(A block of data)
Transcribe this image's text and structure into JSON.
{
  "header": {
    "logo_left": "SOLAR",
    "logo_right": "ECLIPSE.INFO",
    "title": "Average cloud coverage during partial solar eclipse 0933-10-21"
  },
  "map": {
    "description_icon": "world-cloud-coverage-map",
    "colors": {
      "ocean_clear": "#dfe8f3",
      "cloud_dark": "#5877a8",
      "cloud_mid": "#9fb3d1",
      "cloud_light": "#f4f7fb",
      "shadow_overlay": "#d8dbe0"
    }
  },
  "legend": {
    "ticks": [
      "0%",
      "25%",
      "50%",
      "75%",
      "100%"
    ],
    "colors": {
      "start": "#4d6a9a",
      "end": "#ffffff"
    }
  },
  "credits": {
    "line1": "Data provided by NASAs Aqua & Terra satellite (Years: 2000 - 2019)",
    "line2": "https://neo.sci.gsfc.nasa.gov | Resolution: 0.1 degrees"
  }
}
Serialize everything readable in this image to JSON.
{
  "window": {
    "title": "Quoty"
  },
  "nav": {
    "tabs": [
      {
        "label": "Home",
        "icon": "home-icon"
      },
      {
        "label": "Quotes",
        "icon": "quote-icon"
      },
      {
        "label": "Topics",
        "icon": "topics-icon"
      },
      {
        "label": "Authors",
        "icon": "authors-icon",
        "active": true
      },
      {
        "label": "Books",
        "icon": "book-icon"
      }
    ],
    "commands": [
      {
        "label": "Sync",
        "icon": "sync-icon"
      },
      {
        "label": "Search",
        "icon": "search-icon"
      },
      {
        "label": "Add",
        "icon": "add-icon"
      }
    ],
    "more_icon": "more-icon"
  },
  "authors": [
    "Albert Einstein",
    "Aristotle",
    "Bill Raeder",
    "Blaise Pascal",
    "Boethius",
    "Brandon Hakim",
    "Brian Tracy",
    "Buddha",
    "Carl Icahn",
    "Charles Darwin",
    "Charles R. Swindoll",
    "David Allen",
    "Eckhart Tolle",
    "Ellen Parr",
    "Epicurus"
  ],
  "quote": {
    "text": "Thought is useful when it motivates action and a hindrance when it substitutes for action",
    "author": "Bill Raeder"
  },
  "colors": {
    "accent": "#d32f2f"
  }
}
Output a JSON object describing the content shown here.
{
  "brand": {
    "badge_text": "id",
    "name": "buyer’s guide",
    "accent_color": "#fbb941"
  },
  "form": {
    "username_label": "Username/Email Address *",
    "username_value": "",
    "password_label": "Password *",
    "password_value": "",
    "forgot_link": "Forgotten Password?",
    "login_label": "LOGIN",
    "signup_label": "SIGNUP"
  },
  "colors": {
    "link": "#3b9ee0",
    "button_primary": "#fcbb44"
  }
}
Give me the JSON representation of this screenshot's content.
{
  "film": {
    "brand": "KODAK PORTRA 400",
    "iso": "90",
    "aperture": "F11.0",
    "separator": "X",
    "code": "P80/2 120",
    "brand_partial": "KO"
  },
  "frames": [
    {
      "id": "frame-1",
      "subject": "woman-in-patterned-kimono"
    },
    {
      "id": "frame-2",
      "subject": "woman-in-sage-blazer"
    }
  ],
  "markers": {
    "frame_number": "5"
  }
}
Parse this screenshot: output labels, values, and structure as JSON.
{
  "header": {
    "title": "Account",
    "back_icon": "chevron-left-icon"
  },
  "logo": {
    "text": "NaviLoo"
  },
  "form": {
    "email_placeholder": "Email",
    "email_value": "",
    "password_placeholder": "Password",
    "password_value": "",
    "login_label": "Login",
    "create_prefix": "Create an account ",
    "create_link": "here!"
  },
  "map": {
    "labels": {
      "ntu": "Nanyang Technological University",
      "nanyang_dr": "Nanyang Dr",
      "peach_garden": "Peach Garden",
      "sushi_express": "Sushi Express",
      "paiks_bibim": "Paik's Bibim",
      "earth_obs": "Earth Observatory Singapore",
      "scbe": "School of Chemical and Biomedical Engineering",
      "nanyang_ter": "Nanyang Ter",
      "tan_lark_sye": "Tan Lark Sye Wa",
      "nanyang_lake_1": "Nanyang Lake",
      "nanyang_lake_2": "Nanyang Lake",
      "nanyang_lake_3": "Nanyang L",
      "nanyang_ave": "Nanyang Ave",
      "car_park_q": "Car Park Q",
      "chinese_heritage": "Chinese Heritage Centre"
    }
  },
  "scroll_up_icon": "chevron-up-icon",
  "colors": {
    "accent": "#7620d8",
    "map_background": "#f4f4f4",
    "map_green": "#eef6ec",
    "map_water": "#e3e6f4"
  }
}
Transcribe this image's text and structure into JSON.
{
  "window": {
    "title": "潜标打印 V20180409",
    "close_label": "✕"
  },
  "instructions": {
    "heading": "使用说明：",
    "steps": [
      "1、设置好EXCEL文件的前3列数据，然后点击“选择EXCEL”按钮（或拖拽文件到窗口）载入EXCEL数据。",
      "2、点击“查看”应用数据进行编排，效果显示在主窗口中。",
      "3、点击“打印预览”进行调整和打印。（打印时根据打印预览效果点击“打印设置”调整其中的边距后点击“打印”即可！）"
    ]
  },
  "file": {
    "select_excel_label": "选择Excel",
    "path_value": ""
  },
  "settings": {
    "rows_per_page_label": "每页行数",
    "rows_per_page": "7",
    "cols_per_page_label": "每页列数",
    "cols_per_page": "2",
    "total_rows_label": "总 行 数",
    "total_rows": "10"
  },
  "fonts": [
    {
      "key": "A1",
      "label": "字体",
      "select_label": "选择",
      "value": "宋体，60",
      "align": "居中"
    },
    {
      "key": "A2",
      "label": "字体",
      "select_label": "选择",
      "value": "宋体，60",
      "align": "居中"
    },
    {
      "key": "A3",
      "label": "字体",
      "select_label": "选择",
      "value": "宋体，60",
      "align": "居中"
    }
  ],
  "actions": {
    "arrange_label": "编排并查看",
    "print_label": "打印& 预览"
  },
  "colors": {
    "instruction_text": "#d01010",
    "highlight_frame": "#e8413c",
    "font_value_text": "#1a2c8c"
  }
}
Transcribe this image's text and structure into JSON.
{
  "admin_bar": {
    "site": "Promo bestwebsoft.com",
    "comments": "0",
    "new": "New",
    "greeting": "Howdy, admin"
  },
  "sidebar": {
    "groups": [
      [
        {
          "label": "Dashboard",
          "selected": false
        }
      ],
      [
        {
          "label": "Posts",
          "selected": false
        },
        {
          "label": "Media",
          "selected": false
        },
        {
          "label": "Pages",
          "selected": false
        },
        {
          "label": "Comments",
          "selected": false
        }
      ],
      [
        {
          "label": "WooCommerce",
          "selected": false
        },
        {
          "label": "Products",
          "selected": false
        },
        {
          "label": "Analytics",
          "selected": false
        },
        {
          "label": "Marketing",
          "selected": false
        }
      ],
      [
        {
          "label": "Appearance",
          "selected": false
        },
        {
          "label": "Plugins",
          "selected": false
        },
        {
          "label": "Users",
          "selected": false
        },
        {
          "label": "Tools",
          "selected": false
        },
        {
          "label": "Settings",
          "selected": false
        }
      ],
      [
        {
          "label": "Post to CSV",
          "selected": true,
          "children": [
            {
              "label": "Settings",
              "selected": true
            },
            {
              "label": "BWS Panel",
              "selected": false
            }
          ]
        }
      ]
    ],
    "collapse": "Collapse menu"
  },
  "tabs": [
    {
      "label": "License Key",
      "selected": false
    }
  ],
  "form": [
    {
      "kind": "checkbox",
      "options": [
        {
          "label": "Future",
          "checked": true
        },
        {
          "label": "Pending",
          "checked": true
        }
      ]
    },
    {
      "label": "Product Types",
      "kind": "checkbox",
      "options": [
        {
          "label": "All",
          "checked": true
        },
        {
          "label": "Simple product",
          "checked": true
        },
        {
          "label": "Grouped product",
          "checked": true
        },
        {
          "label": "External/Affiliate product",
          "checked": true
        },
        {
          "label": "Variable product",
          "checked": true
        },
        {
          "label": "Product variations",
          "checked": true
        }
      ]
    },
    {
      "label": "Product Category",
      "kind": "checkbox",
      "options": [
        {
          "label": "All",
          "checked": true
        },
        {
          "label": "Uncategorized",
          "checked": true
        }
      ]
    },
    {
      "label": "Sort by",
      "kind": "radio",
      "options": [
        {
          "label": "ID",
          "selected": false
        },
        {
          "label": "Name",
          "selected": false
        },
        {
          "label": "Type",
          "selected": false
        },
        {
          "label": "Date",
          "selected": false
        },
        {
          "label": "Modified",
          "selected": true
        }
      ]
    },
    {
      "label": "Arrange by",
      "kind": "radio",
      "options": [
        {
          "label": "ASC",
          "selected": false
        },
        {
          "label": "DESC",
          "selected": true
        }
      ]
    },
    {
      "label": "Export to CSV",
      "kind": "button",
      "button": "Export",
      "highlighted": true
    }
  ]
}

PROBLEM: From the listing above, copy every line that includes the word "chevron".

EXERCISE RESPONSE:
    "back_icon": "chevron-left-icon"
  "scroll_up_icon": "chevron-up-icon",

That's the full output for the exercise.